(Stored items from a collection)
----

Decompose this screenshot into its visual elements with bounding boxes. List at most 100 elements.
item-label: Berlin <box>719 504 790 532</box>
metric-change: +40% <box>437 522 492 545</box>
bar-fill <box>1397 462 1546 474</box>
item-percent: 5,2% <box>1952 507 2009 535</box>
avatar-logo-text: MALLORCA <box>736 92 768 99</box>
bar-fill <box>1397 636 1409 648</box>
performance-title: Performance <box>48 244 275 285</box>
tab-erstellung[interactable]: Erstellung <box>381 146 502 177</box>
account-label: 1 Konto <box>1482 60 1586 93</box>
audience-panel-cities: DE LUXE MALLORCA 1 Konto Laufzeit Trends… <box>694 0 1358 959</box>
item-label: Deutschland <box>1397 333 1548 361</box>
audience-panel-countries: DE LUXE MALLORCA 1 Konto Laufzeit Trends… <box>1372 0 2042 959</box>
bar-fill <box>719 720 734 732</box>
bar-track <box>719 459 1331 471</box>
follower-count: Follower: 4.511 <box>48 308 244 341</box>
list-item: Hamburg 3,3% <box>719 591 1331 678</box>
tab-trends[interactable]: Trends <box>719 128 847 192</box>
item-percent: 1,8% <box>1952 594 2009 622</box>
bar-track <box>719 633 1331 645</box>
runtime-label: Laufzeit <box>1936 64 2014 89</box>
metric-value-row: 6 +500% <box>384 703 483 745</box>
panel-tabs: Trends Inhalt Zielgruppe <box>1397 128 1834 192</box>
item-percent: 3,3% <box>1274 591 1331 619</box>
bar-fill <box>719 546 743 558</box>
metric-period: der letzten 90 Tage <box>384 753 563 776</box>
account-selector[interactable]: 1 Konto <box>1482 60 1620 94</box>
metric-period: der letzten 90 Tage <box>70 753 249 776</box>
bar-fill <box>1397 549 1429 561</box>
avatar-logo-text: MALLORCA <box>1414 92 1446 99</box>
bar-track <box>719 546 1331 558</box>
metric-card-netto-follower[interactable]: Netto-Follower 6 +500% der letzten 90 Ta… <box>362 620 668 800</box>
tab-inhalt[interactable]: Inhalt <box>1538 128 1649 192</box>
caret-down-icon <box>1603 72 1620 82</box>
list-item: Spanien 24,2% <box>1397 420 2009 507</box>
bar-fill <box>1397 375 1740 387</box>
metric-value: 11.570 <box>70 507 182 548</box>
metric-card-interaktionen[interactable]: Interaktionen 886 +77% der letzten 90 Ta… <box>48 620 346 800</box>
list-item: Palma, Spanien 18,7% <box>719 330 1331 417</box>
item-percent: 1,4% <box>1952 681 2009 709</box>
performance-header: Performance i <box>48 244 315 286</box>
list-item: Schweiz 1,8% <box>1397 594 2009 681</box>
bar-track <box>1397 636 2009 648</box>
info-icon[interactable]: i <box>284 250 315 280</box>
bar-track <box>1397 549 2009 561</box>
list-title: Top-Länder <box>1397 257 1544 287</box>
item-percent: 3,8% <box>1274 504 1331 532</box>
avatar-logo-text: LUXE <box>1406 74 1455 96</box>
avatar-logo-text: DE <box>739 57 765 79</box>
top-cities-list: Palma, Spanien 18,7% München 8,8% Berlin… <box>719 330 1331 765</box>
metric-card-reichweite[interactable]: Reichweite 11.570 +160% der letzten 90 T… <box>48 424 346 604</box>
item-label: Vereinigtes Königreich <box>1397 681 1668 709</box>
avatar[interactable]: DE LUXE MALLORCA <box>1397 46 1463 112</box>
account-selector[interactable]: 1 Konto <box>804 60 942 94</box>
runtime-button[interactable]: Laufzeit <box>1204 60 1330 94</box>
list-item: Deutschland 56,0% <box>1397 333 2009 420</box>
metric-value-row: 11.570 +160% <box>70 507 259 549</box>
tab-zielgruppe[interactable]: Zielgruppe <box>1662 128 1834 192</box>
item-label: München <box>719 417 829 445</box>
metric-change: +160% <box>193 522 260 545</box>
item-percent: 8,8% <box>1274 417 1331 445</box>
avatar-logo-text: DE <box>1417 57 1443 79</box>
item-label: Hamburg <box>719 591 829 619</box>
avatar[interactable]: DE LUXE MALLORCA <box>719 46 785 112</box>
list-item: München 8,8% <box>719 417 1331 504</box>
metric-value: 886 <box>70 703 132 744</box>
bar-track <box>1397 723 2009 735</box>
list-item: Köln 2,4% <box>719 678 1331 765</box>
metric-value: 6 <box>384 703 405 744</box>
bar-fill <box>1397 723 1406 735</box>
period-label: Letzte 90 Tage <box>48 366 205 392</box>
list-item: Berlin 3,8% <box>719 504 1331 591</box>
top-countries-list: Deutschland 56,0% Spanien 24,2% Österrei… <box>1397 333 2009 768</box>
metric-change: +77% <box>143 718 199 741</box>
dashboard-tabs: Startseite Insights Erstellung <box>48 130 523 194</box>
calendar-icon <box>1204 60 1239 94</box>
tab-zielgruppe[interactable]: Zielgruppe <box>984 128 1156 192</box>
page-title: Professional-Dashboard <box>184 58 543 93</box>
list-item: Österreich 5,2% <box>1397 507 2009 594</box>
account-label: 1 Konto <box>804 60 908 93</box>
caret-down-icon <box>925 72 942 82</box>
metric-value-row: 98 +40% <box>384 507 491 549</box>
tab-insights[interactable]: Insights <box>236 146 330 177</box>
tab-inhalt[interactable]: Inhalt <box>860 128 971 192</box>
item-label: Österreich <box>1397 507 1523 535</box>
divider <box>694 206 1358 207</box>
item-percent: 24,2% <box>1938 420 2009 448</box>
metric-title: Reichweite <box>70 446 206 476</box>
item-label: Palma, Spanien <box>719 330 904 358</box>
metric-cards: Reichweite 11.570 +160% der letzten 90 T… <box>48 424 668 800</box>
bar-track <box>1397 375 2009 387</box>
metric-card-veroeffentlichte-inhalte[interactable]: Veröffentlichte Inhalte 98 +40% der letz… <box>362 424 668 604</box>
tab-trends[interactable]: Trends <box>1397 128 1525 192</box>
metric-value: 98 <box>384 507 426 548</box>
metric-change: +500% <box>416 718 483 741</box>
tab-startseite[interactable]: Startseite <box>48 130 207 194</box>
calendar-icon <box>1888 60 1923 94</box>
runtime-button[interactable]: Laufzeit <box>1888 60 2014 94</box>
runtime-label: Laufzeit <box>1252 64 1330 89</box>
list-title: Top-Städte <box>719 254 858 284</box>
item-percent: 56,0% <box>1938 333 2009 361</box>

----

--- Directions ---
Copy the material word for word, from its first line down to and including the line that contains "bar-fill <box>719 546 743 558</box>".

--- Correct response ---
Decompose this screenshot into its visual elements with bounding boxes. List at most 100 elements.
item-label: Berlin <box>719 504 790 532</box>
metric-change: +40% <box>437 522 492 545</box>
bar-fill <box>1397 462 1546 474</box>
item-percent: 5,2% <box>1952 507 2009 535</box>
avatar-logo-text: MALLORCA <box>736 92 768 99</box>
bar-fill <box>1397 636 1409 648</box>
performance-title: Performance <box>48 244 275 285</box>
tab-erstellung[interactable]: Erstellung <box>381 146 502 177</box>
account-label: 1 Konto <box>1482 60 1586 93</box>
audience-panel-cities: DE LUXE MALLORCA 1 Konto Laufzeit Trends… <box>694 0 1358 959</box>
item-label: Deutschland <box>1397 333 1548 361</box>
audience-panel-countries: DE LUXE MALLORCA 1 Konto Laufzeit Trends… <box>1372 0 2042 959</box>
bar-fill <box>719 720 734 732</box>
bar-track <box>719 459 1331 471</box>
follower-count: Follower: 4.511 <box>48 308 244 341</box>
list-item: Hamburg 3,3% <box>719 591 1331 678</box>
tab-trends[interactable]: Trends <box>719 128 847 192</box>
item-percent: 1,8% <box>1952 594 2009 622</box>
bar-track <box>719 633 1331 645</box>
runtime-label: Laufzeit <box>1936 64 2014 89</box>
metric-value-row: 6 +500% <box>384 703 483 745</box>
panel-tabs: Trends Inhalt Zielgruppe <box>1397 128 1834 192</box>
item-percent: 3,3% <box>1274 591 1331 619</box>
bar-fill <box>719 546 743 558</box>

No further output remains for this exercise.